— EXERCISE PROMPT —
The answer must consist of the records, repeated exactly.

— EXTRACTED INFORMATION —
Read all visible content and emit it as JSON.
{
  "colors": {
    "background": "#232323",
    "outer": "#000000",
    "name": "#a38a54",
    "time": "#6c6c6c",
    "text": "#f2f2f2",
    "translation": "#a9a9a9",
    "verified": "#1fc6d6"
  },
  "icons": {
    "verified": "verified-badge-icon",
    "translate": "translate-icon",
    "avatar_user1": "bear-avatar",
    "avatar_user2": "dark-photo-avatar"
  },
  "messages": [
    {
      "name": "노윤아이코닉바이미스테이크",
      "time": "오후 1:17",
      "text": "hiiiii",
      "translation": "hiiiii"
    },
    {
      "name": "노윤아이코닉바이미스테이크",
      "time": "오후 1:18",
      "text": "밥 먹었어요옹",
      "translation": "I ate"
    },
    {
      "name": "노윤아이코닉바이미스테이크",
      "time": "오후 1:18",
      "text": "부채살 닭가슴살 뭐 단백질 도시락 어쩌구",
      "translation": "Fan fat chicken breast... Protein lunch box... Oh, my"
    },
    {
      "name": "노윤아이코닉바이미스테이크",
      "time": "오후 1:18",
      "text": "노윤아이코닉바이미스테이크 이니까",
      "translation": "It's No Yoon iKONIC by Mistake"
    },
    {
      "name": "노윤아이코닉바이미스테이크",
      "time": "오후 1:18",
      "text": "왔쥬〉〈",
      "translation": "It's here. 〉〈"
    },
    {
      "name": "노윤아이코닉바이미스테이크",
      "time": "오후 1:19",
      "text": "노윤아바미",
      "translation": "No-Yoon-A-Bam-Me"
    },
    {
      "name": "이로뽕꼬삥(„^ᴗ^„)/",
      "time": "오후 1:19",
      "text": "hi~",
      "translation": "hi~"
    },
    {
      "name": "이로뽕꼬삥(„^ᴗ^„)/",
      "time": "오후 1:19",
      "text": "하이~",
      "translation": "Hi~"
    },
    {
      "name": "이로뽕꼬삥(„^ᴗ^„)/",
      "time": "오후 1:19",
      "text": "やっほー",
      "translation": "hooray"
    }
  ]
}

— SOLUTION FOR THIS EXERCISE —
Read all visible content and emit it as JSON.
{
  "colors": {
    "background": "#232323",
    "outer": "#000000",
    "name": "#a38a54",
    "time": "#6c6c6c",
    "text": "#f2f2f2",
    "translation": "#a9a9a9",
    "verified": "#1fc6d6"
  },
  "icons": {
    "verified": "verified-badge-icon",
    "translate": "translate-icon",
    "avatar_user1": "bear-avatar",
    "avatar_user2": "dark-photo-avatar"
  },
  "messages": [
    {
      "name": "노윤아이코닉바이미스테이크",
      "time": "오후 1:17",
      "text": "hiiiii",
      "translation": "hiiiii"
    },
    {
      "name": "노윤아이코닉바이미스테이크",
      "time": "오후 1:18",
      "text": "밥 먹었어요옹",
      "translation": "I ate"
    },
    {
      "name": "노윤아이코닉바이미스테이크",
      "time": "오후 1:18",
      "text": "부채살 닭가슴살 뭐 단백질 도시락 어쩌구",
      "translation": "Fan fat chicken breast... Protein lunch box... Oh, my"
    },
    {
      "name": "노윤아이코닉바이미스테이크",
      "time": "오후 1:18",
      "text": "노윤아이코닉바이미스테이크 이니까",
      "translation": "It's No Yoon iKONIC by Mistake"
    },
    {
      "name": "노윤아이코닉바이미스테이크",
      "time": "오후 1:18",
      "text": "왔쥬〉〈",
      "translation": "It's here. 〉〈"
    },
    {
      "name": "노윤아이코닉바이미스테이크",
      "time": "오후 1:19",
      "text": "노윤아바미",
      "translation": "No-Yoon-A-Bam-Me"
    },
    {
      "name": "이로뽕꼬삥(„^ᴗ^„)/",
      "time": "오후 1:19",
      "text": "hi~",
      "translation": "hi~"
    },
    {
      "name": "이로뽕꼬삥(„^ᴗ^„)/",
      "time": "오후 1:19",
      "text": "하이~",
      "translation": "Hi~"
    },
    {
      "name": "이로뽕꼬삥(„^ᴗ^„)/",
      "time": "오후 1:19",
      "text": "やっほー",
      "translation": "hooray"
    }
  ]
}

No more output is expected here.